**WHAT YOU WILL DO**
Leave the pictures out and transcribe every record exactly.

**RECORD EXTRACTS**
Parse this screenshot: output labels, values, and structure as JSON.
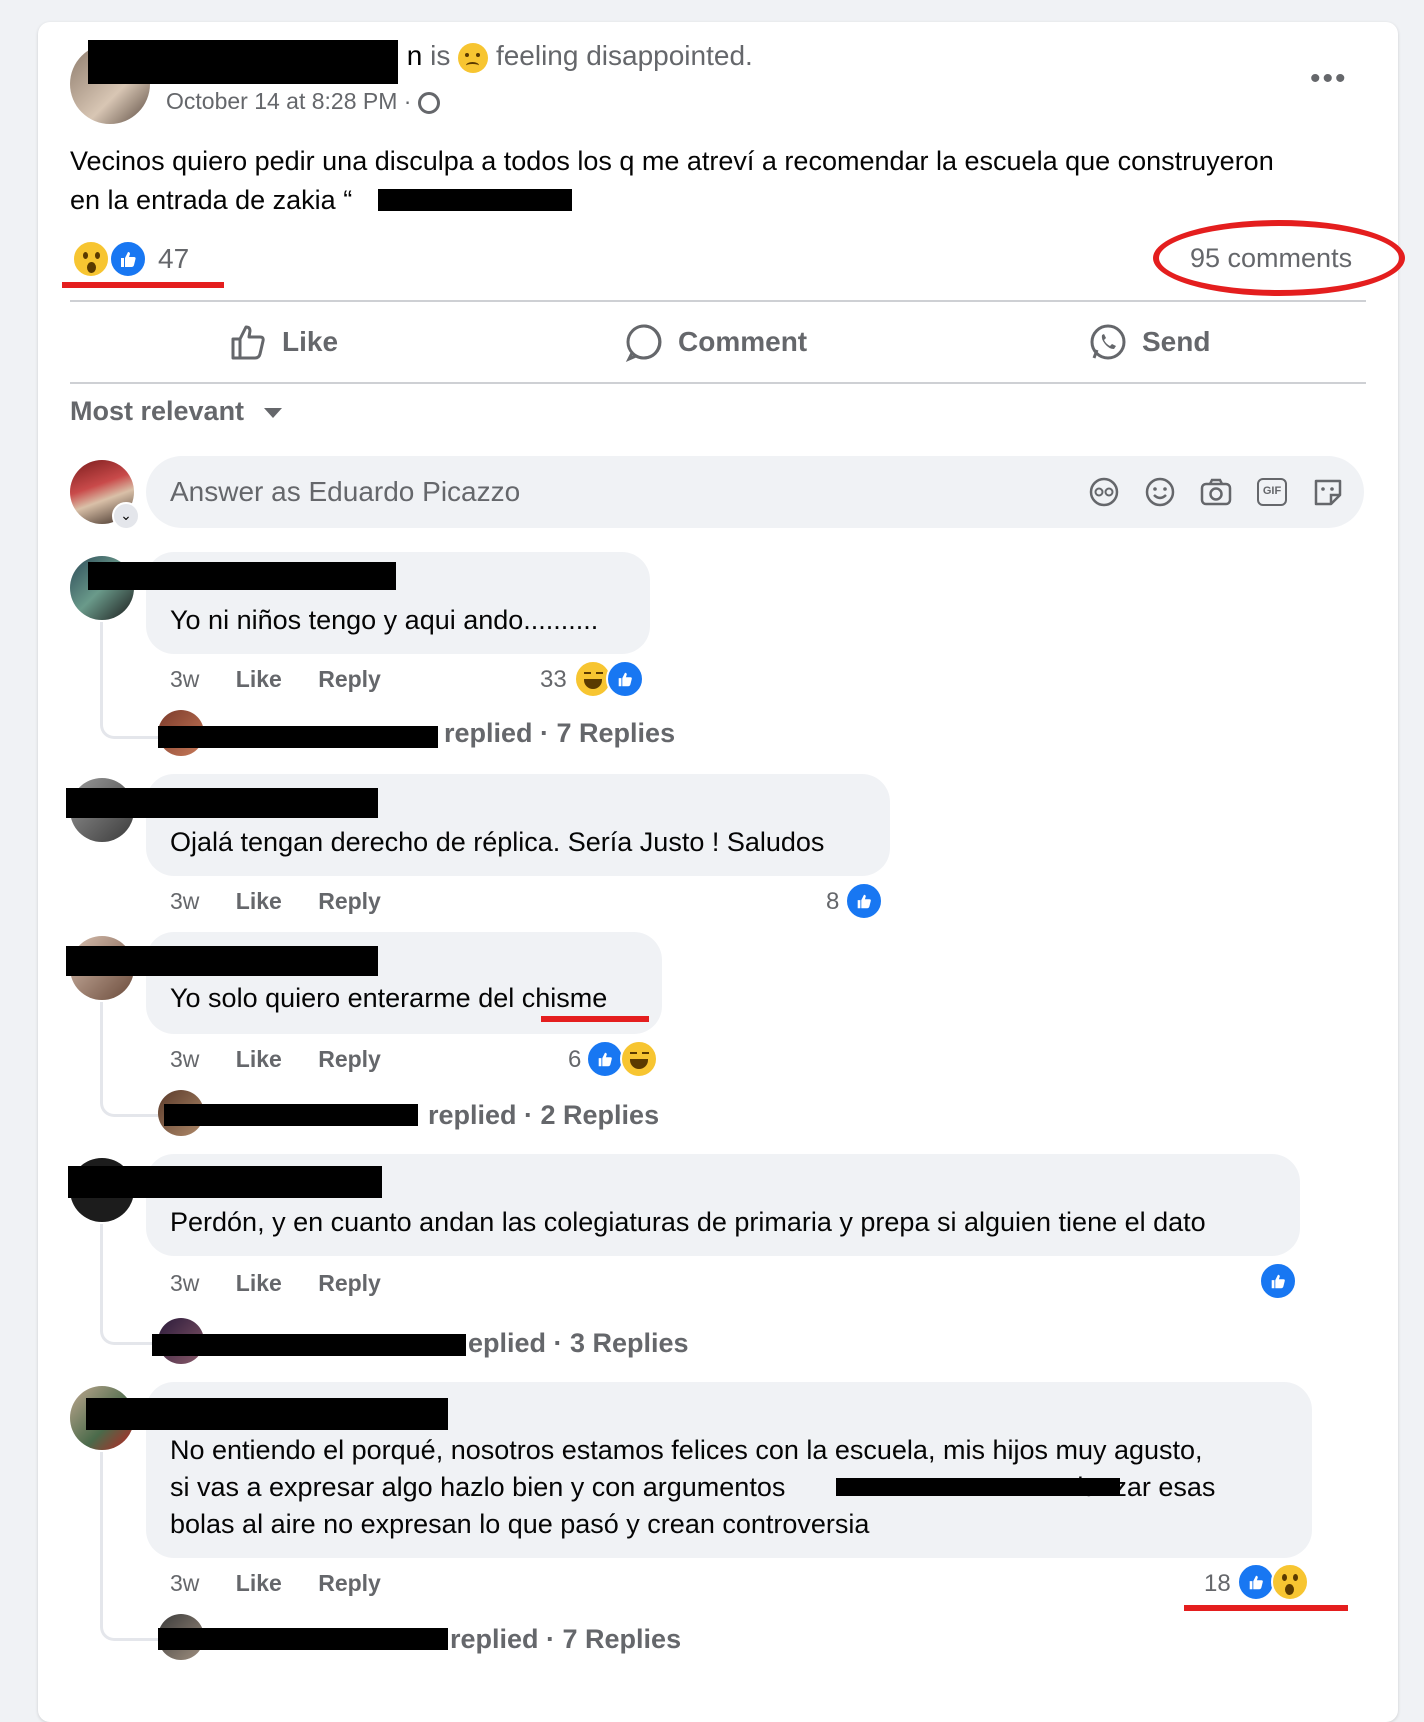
{
  "post": {
    "status_is": "is",
    "feeling": "feeling disappointed.",
    "timestamp": "October 14 at 8:28 PM",
    "separator": "·",
    "text_line1": "Vecinos quiero pedir una disculpa a todos los q me atreví a recomendar la escuela que construyeron",
    "text_line2": "en la entrada de zakia “",
    "reaction_count": "47",
    "comments_count": "95 comments",
    "more_label": "•••"
  },
  "actions": {
    "like": "Like",
    "comment": "Comment",
    "send": "Send"
  },
  "sort": {
    "label": "Most relevant"
  },
  "composer": {
    "placeholder": "Answer as Eduardo Picazzo",
    "gif_label": "GIF"
  },
  "comments": [
    {
      "text": "Yo ni niños tengo y aqui ando..........",
      "time": "3w",
      "like": "Like",
      "reply": "Reply",
      "reaction_count": "33",
      "replied_text": "replied · 7 Replies"
    },
    {
      "text": "Ojalá tengan derecho de réplica. Sería Justo ! Saludos",
      "time": "3w",
      "like": "Like",
      "reply": "Reply",
      "reaction_count": "8"
    },
    {
      "text": "Yo solo quiero enterarme del chisme",
      "time": "3w",
      "like": "Like",
      "reply": "Reply",
      "reaction_count": "6",
      "replied_text": "replied · 2 Replies"
    },
    {
      "text": "Perdón, y en cuanto andan las colegiaturas de primaria y prepa si alguien tiene el dato",
      "time": "3w",
      "like": "Like",
      "reply": "Reply",
      "replied_text": "eplied · 3 Replies"
    },
    {
      "text_line1": "No entiendo el porqué, nosotros estamos felices con la escuela, mis hijos muy agusto,",
      "text_line2a": "si vas a expresar algo hazlo bien y con argumentos",
      "text_line2b": "lanzar esas",
      "text_line3": "bolas al aire no expresan lo que pasó y crean controversia",
      "time": "3w",
      "like": "Like",
      "reply": "Reply",
      "reaction_count": "18",
      "replied_text": "replied · 7 Replies"
    }
  ],
  "colors": {
    "accent_blue": "#1877f2",
    "annotation_red": "#e41e1e",
    "secondary_text": "#65676b",
    "bubble_bg": "#f0f2f5"
  }
}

**SOLUTION**
Parse this screenshot: output labels, values, and structure as JSON.
{
  "post": {
    "status_is": "is",
    "feeling": "feeling disappointed.",
    "timestamp": "October 14 at 8:28 PM",
    "separator": "·",
    "text_line1": "Vecinos quiero pedir una disculpa a todos los q me atreví a recomendar la escuela que construyeron",
    "text_line2": "en la entrada de zakia “",
    "reaction_count": "47",
    "comments_count": "95 comments",
    "more_label": "•••"
  },
  "actions": {
    "like": "Like",
    "comment": "Comment",
    "send": "Send"
  },
  "sort": {
    "label": "Most relevant"
  },
  "composer": {
    "placeholder": "Answer as Eduardo Picazzo",
    "gif_label": "GIF"
  },
  "comments": [
    {
      "text": "Yo ni niños tengo y aqui ando..........",
      "time": "3w",
      "like": "Like",
      "reply": "Reply",
      "reaction_count": "33",
      "replied_text": "replied · 7 Replies"
    },
    {
      "text": "Ojalá tengan derecho de réplica. Sería Justo ! Saludos",
      "time": "3w",
      "like": "Like",
      "reply": "Reply",
      "reaction_count": "8"
    },
    {
      "text": "Yo solo quiero enterarme del chisme",
      "time": "3w",
      "like": "Like",
      "reply": "Reply",
      "reaction_count": "6",
      "replied_text": "replied · 2 Replies"
    },
    {
      "text": "Perdón, y en cuanto andan las colegiaturas de primaria y prepa si alguien tiene el dato",
      "time": "3w",
      "like": "Like",
      "reply": "Reply",
      "replied_text": "eplied · 3 Replies"
    },
    {
      "text_line1": "No entiendo el porqué, nosotros estamos felices con la escuela, mis hijos muy agusto,",
      "text_line2a": "si vas a expresar algo hazlo bien y con argumentos",
      "text_line2b": "lanzar esas",
      "text_line3": "bolas al aire no expresan lo que pasó y crean controversia",
      "time": "3w",
      "like": "Like",
      "reply": "Reply",
      "reaction_count": "18",
      "replied_text": "replied · 7 Replies"
    }
  ],
  "colors": {
    "accent_blue": "#1877f2",
    "annotation_red": "#e41e1e",
    "secondary_text": "#65676b",
    "bubble_bg": "#f0f2f5"
  }
}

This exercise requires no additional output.